• **What is being asked**
Extract every entry word for word. Skip the pictures.
^^^^^^^^
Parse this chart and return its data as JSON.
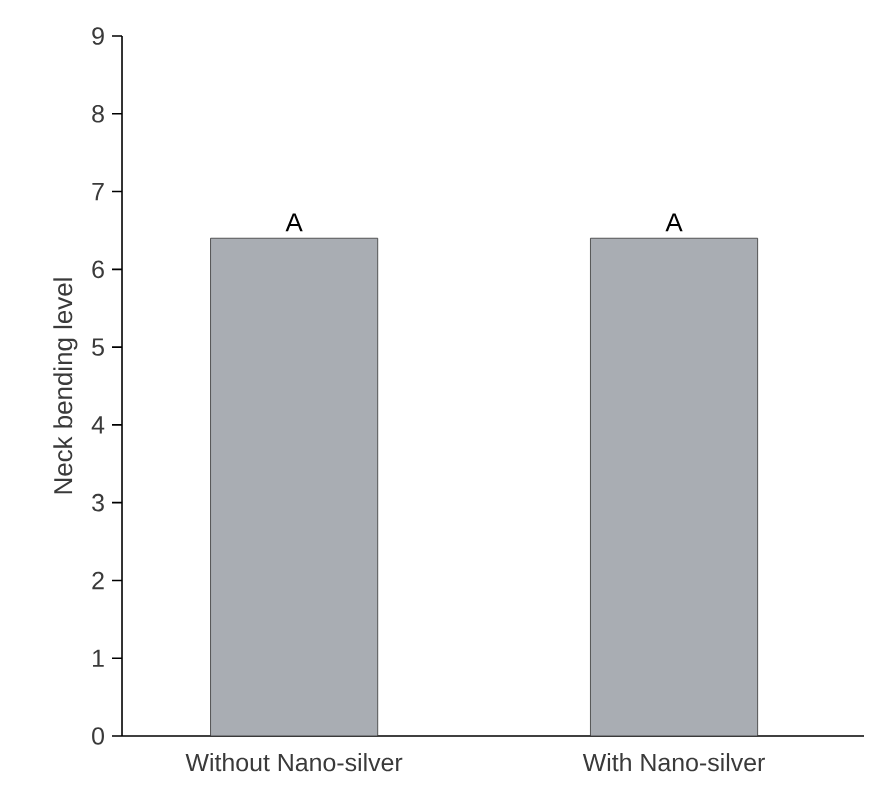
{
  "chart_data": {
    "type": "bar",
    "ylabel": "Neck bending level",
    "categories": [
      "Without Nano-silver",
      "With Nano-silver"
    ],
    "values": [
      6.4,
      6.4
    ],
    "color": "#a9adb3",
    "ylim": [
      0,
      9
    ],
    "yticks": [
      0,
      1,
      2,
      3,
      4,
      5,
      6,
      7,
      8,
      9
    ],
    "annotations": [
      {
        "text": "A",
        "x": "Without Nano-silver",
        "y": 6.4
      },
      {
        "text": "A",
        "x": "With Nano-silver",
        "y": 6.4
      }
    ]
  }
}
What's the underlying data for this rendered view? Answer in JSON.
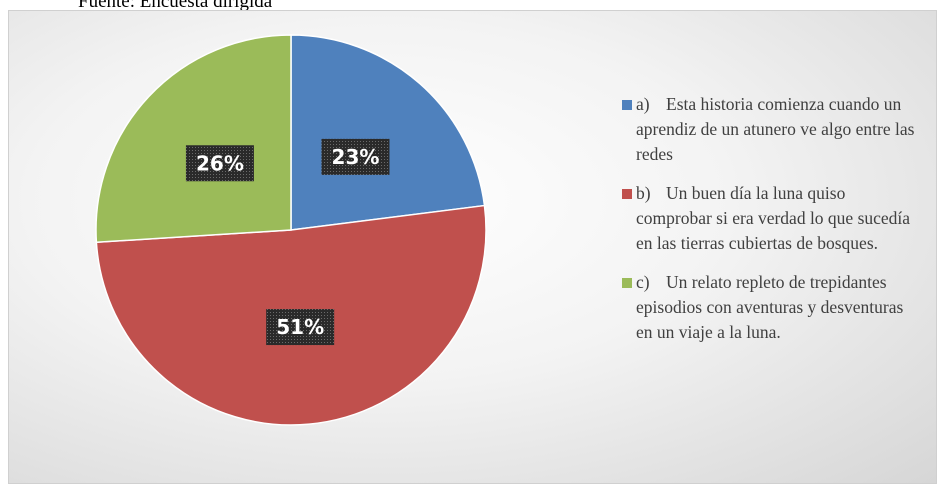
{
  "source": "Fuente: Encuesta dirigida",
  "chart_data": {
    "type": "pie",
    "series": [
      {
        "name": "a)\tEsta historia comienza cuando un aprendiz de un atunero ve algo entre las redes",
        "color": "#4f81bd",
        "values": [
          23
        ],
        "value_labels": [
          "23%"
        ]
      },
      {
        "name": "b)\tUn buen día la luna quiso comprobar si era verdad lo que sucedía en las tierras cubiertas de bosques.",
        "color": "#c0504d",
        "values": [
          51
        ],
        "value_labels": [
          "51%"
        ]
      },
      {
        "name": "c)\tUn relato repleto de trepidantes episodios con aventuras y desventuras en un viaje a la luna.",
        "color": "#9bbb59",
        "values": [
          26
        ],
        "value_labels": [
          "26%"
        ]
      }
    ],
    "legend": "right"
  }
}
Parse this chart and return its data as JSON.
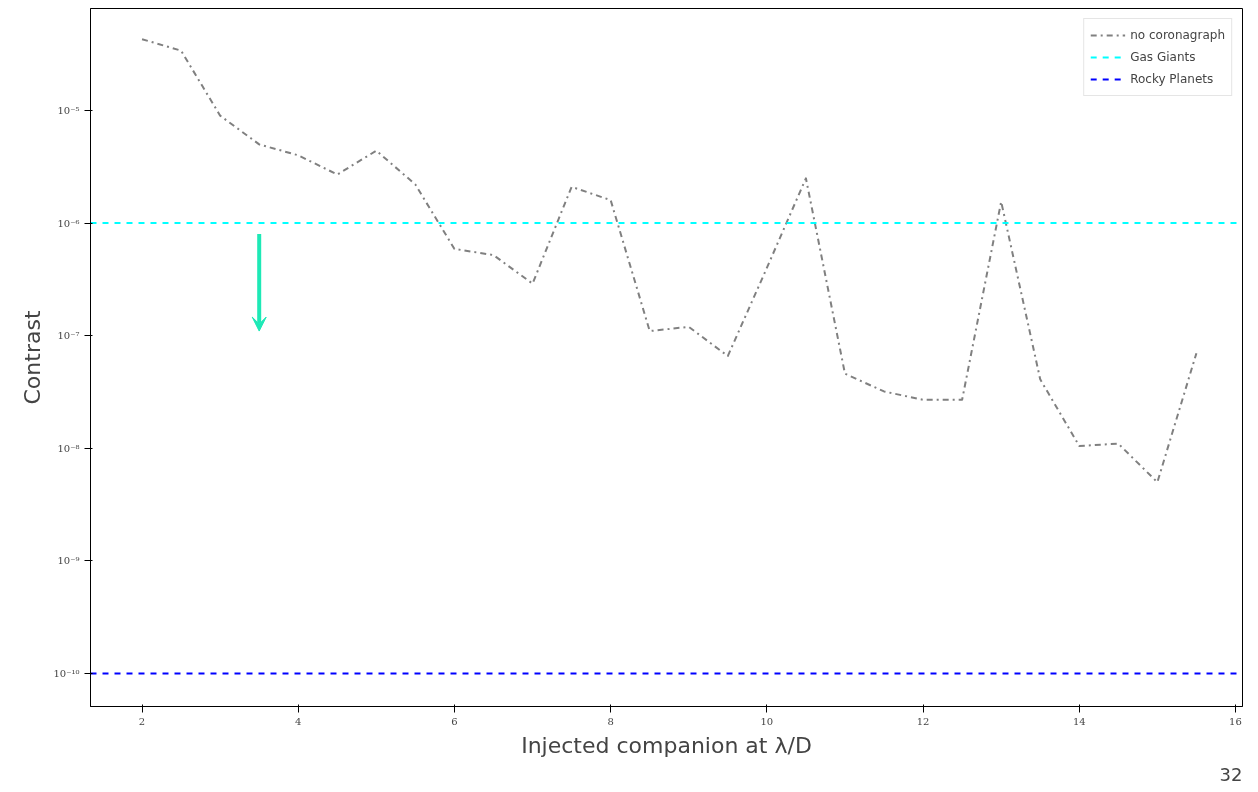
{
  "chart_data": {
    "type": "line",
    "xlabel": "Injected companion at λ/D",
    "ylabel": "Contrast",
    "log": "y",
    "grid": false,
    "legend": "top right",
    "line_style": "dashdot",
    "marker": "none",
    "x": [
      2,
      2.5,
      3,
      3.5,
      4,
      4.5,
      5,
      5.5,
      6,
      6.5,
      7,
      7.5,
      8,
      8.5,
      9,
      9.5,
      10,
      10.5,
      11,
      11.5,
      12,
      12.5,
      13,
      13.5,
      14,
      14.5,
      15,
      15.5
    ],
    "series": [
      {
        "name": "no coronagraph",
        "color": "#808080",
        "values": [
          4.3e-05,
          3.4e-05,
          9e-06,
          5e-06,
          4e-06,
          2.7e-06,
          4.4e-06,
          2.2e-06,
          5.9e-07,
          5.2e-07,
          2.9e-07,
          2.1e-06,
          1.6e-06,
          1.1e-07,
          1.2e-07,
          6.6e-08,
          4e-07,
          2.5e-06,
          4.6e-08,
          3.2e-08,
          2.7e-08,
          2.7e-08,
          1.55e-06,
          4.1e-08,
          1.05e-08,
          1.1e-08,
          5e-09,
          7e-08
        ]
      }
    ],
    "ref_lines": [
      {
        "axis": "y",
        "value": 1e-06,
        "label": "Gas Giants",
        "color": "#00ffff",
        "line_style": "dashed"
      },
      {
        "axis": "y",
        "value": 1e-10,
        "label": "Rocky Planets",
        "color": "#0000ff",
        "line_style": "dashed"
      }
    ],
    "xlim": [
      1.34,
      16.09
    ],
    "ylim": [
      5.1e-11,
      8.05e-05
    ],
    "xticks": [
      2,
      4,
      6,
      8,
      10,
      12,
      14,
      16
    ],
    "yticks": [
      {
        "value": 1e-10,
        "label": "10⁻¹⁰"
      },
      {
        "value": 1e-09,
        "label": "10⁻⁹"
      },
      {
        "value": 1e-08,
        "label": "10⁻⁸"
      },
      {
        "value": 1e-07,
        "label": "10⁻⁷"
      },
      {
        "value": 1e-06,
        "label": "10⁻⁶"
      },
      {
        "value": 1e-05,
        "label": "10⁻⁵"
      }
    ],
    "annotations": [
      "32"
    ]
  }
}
^^^^^^^^
• **Reply**
Parse this chart and return its data as JSON.
{
  "chart_data": {
    "type": "bar",
    "ylabel": "Neck bending level",
    "categories": [
      "Without Nano-silver",
      "With Nano-silver"
    ],
    "values": [
      6.4,
      6.4
    ],
    "color": "#a9adb3",
    "ylim": [
      0,
      9
    ],
    "yticks": [
      0,
      1,
      2,
      3,
      4,
      5,
      6,
      7,
      8,
      9
    ],
    "annotations": [
      {
        "text": "A",
        "x": "Without Nano-silver",
        "y": 6.4
      },
      {
        "text": "A",
        "x": "With Nano-silver",
        "y": 6.4
      }
    ]
  }
}
What's the underlying data for this rendered view? Answer in JSON.
{
  "source": "Fuente: Encuesta dirigida",
  "chart_data": {
    "type": "pie",
    "series": [
      {
        "name": "a)\tEsta historia comienza cuando un aprendiz de un atunero ve algo entre las redes",
        "color": "#4f81bd",
        "values": [
          23
        ],
        "value_labels": [
          "23%"
        ]
      },
      {
        "name": "b)\tUn buen día la luna quiso comprobar si era verdad lo que sucedía en las tierras cubiertas de bosques.",
        "color": "#c0504d",
        "values": [
          51
        ],
        "value_labels": [
          "51%"
        ]
      },
      {
        "name": "c)\tUn relato repleto de trepidantes episodios con aventuras y desventuras en un viaje a la luna.",
        "color": "#9bbb59",
        "values": [
          26
        ],
        "value_labels": [
          "26%"
        ]
      }
    ],
    "legend": "right"
  }
}
Parse this chart and return its data as JSON.
{
  "chart_data": {
    "type": "line",
    "xlabel": "Injected companion at λ/D",
    "ylabel": "Contrast",
    "log": "y",
    "grid": false,
    "legend": "top right",
    "line_style": "dashdot",
    "marker": "none",
    "x": [
      2,
      2.5,
      3,
      3.5,
      4,
      4.5,
      5,
      5.5,
      6,
      6.5,
      7,
      7.5,
      8,
      8.5,
      9,
      9.5,
      10,
      10.5,
      11,
      11.5,
      12,
      12.5,
      13,
      13.5,
      14,
      14.5,
      15,
      15.5
    ],
    "series": [
      {
        "name": "no coronagraph",
        "color": "#808080",
        "values": [
          4.3e-05,
          3.4e-05,
          9e-06,
          5e-06,
          4e-06,
          2.7e-06,
          4.4e-06,
          2.2e-06,
          5.9e-07,
          5.2e-07,
          2.9e-07,
          2.1e-06,
          1.6e-06,
          1.1e-07,
          1.2e-07,
          6.6e-08,
          4e-07,
          2.5e-06,
          4.6e-08,
          3.2e-08,
          2.7e-08,
          2.7e-08,
          1.55e-06,
          4.1e-08,
          1.05e-08,
          1.1e-08,
          5e-09,
          7e-08
        ]
      }
    ],
    "ref_lines": [
      {
        "axis": "y",
        "value": 1e-06,
        "label": "Gas Giants",
        "color": "#00ffff",
        "line_style": "dashed"
      },
      {
        "axis": "y",
        "value": 1e-10,
        "label": "Rocky Planets",
        "color": "#0000ff",
        "line_style": "dashed"
      }
    ],
    "xlim": [
      1.34,
      16.09
    ],
    "ylim": [
      5.1e-11,
      8.05e-05
    ],
    "xticks": [
      2,
      4,
      6,
      8,
      10,
      12,
      14,
      16
    ],
    "yticks": [
      {
        "value": 1e-10,
        "label": "10⁻¹⁰"
      },
      {
        "value": 1e-09,
        "label": "10⁻⁹"
      },
      {
        "value": 1e-08,
        "label": "10⁻⁸"
      },
      {
        "value": 1e-07,
        "label": "10⁻⁷"
      },
      {
        "value": 1e-06,
        "label": "10⁻⁶"
      },
      {
        "value": 1e-05,
        "label": "10⁻⁵"
      }
    ],
    "annotations": [
      "32"
    ]
  }
}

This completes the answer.